*Exercise prompt*:
Take the listing and print it in full, exactly as given.

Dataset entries

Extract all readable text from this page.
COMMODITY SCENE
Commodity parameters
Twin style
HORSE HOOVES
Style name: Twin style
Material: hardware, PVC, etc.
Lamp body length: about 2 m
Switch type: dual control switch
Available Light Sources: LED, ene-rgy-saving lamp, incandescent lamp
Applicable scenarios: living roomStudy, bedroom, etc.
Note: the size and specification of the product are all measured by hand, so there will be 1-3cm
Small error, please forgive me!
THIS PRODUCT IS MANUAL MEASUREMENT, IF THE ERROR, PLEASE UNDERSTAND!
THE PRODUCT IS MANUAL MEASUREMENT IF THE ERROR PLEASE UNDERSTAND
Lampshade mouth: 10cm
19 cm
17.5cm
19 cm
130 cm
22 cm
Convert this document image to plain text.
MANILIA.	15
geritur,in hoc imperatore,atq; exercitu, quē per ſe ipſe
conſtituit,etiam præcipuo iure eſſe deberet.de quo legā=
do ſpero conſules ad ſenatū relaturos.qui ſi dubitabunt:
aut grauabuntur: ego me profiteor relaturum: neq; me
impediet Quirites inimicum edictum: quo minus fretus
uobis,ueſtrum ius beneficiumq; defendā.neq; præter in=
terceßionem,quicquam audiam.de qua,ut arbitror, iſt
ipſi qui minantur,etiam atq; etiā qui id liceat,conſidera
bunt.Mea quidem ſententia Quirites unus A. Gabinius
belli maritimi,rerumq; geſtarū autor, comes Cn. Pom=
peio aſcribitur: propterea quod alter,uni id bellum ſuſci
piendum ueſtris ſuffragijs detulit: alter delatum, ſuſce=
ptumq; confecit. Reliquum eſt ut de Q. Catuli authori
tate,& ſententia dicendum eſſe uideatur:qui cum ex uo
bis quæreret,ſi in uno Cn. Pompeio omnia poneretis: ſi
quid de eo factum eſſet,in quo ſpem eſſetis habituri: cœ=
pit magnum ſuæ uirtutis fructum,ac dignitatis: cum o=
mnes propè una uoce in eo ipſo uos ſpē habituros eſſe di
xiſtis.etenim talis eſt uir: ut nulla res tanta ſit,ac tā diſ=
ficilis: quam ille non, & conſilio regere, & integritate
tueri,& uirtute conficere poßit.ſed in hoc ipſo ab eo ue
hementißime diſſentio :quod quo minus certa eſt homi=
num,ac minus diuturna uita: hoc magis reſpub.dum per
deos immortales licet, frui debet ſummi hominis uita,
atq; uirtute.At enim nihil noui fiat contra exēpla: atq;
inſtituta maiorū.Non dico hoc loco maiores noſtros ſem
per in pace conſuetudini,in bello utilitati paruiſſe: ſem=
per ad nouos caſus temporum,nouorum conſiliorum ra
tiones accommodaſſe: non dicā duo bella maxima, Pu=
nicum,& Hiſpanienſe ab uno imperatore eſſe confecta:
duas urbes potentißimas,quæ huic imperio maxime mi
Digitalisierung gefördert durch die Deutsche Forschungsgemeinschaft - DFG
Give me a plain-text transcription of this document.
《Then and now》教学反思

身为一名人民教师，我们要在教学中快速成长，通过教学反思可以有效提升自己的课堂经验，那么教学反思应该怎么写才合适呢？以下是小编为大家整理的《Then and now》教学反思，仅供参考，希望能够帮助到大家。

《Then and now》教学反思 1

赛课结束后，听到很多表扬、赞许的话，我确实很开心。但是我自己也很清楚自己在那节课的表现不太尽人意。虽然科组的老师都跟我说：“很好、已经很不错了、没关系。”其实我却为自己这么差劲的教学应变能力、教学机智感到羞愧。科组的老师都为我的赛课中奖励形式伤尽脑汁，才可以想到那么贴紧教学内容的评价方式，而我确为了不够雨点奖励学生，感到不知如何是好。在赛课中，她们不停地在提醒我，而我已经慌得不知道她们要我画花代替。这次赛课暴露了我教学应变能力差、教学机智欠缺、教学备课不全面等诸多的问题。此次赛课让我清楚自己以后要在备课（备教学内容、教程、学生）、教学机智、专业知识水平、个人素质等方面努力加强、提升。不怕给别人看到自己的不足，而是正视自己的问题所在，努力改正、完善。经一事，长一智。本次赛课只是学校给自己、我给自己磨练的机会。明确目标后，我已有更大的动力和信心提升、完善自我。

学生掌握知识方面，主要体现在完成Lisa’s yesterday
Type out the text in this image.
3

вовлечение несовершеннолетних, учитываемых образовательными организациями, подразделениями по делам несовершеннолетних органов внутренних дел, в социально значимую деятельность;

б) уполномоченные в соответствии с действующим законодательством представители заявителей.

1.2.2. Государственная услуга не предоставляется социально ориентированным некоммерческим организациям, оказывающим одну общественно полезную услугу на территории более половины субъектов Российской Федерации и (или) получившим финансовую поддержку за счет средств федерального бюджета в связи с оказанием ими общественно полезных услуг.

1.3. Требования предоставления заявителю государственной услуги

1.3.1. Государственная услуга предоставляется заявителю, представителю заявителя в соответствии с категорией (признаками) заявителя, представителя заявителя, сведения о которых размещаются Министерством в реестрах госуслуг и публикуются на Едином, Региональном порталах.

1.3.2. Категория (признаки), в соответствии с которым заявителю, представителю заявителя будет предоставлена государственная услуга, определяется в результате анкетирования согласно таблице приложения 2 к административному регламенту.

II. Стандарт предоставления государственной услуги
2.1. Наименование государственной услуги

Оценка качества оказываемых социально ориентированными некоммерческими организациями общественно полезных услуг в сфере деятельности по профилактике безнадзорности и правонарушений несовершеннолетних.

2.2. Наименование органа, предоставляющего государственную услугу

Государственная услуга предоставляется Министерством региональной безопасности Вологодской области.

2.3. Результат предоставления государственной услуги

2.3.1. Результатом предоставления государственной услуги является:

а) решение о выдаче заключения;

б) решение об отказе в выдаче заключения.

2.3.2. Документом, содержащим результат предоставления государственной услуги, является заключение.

*Solution for this task*:
Extract all readable text from this page.
COMMODITY SCENE
Commodity parameters
Twin style
HORSE HOOVES
Style name: Twin style
Material: hardware, PVC, etc.
Lamp body length: about 2 m
Switch type: dual control switch
Available Light Sources: LED, ene-rgy-saving lamp, incandescent lamp
Applicable scenarios: living roomStudy, bedroom, etc.
Note: the size and specification of the product are all measured by hand, so there will be 1-3cm
Small error, please forgive me!
THIS PRODUCT IS MANUAL MEASUREMENT, IF THE ERROR, PLEASE UNDERSTAND!
THE PRODUCT IS MANUAL MEASUREMENT IF THE ERROR PLEASE UNDERSTAND
Lampshade mouth: 10cm
19 cm
17.5cm
19 cm
130 cm
22 cm
Convert this document image to plain text.
MANILIA.	15
geritur,in hoc imperatore,atq; exercitu, quē per ſe ipſe
conſtituit,etiam præcipuo iure eſſe deberet.de quo legā=
do ſpero conſules ad ſenatū relaturos.qui ſi dubitabunt:
aut grauabuntur: ego me profiteor relaturum: neq; me
impediet Quirites inimicum edictum: quo minus fretus
uobis,ueſtrum ius beneficiumq; defendā.neq; præter in=
terceßionem,quicquam audiam.de qua,ut arbitror, iſt
ipſi qui minantur,etiam atq; etiā qui id liceat,conſidera
bunt.Mea quidem ſententia Quirites unus A. Gabinius
belli maritimi,rerumq; geſtarū autor, comes Cn. Pom=
peio aſcribitur: propterea quod alter,uni id bellum ſuſci
piendum ueſtris ſuffragijs detulit: alter delatum, ſuſce=
ptumq; confecit. Reliquum eſt ut de Q. Catuli authori
tate,& ſententia dicendum eſſe uideatur:qui cum ex uo
bis quæreret,ſi in uno Cn. Pompeio omnia poneretis: ſi
quid de eo factum eſſet,in quo ſpem eſſetis habituri: cœ=
pit magnum ſuæ uirtutis fructum,ac dignitatis: cum o=
mnes propè una uoce in eo ipſo uos ſpē habituros eſſe di
xiſtis.etenim talis eſt uir: ut nulla res tanta ſit,ac tā diſ=
ficilis: quam ille non, & conſilio regere, & integritate
tueri,& uirtute conficere poßit.ſed in hoc ipſo ab eo ue
hementißime diſſentio :quod quo minus certa eſt homi=
num,ac minus diuturna uita: hoc magis reſpub.dum per
deos immortales licet, frui debet ſummi hominis uita,
atq; uirtute.At enim nihil noui fiat contra exēpla: atq;
inſtituta maiorū.Non dico hoc loco maiores noſtros ſem
per in pace conſuetudini,in bello utilitati paruiſſe: ſem=
per ad nouos caſus temporum,nouorum conſiliorum ra
tiones accommodaſſe: non dicā duo bella maxima, Pu=
nicum,& Hiſpanienſe ab uno imperatore eſſe confecta:
duas urbes potentißimas,quæ huic imperio maxime mi
Digitalisierung gefördert durch die Deutsche Forschungsgemeinschaft - DFG
Give me a plain-text transcription of this document.
《Then and now》教学反思

身为一名人民教师，我们要在教学中快速成长，通过教学反思可以有效提升自己的课堂经验，那么教学反思应该怎么写才合适呢？以下是小编为大家整理的《Then and now》教学反思，仅供参考，希望能够帮助到大家。

《Then and now》教学反思 1

赛课结束后，听到很多表扬、赞许的话，我确实很开心。但是我自己也很清楚自己在那节课的表现不太尽人意。虽然科组的老师都跟我说：“很好、已经很不错了、没关系。”其实我却为自己这么差劲的教学应变能力、教学机智感到羞愧。科组的老师都为我的赛课中奖励形式伤尽脑汁，才可以想到那么贴紧教学内容的评价方式，而我确为了不够雨点奖励学生，感到不知如何是好。在赛课中，她们不停地在提醒我，而我已经慌得不知道她们要我画花代替。这次赛课暴露了我教学应变能力差、教学机智欠缺、教学备课不全面等诸多的问题。此次赛课让我清楚自己以后要在备课（备教学内容、教程、学生）、教学机智、专业知识水平、个人素质等方面努力加强、提升。不怕给别人看到自己的不足，而是正视自己的问题所在，努力改正、完善。经一事，长一智。本次赛课只是学校给自己、我给自己磨练的机会。明确目标后，我已有更大的动力和信心提升、完善自我。

学生掌握知识方面，主要体现在完成Lisa’s yesterday
Type out the text in this image.
3

вовлечение несовершеннолетних, учитываемых образовательными организациями, подразделениями по делам несовершеннолетних органов внутренних дел, в социально значимую деятельность;

б) уполномоченные в соответствии с действующим законодательством представители заявителей.

1.2.2. Государственная услуга не предоставляется социально ориентированным некоммерческим организациям, оказывающим одну общественно полезную услугу на территории более половины субъектов Российской Федерации и (или) получившим финансовую поддержку за счет средств федерального бюджета в связи с оказанием ими общественно полезных услуг.

1.3. Требования предоставления заявителю государственной услуги

1.3.1. Государственная услуга предоставляется заявителю, представителю заявителя в соответствии с категорией (признаками) заявителя, представителя заявителя, сведения о которых размещаются Министерством в реестрах госуслуг и публикуются на Едином, Региональном порталах.

1.3.2. Категория (признаки), в соответствии с которым заявителю, представителю заявителя будет предоставлена государственная услуга, определяется в результате анкетирования согласно таблице приложения 2 к административному регламенту.

II. Стандарт предоставления государственной услуги
2.1. Наименование государственной услуги

Оценка качества оказываемых социально ориентированными некоммерческими организациями общественно полезных услуг в сфере деятельности по профилактике безнадзорности и правонарушений несовершеннолетних.

2.2. Наименование органа, предоставляющего государственную услугу

Государственная услуга предоставляется Министерством региональной безопасности Вологодской области.

2.3. Результат предоставления государственной услуги

2.3.1. Результатом предоставления государственной услуги является:

а) решение о выдаче заключения;

б) решение об отказе в выдаче заключения.

2.3.2. Документом, содержащим результат предоставления государственной услуги, является заключение.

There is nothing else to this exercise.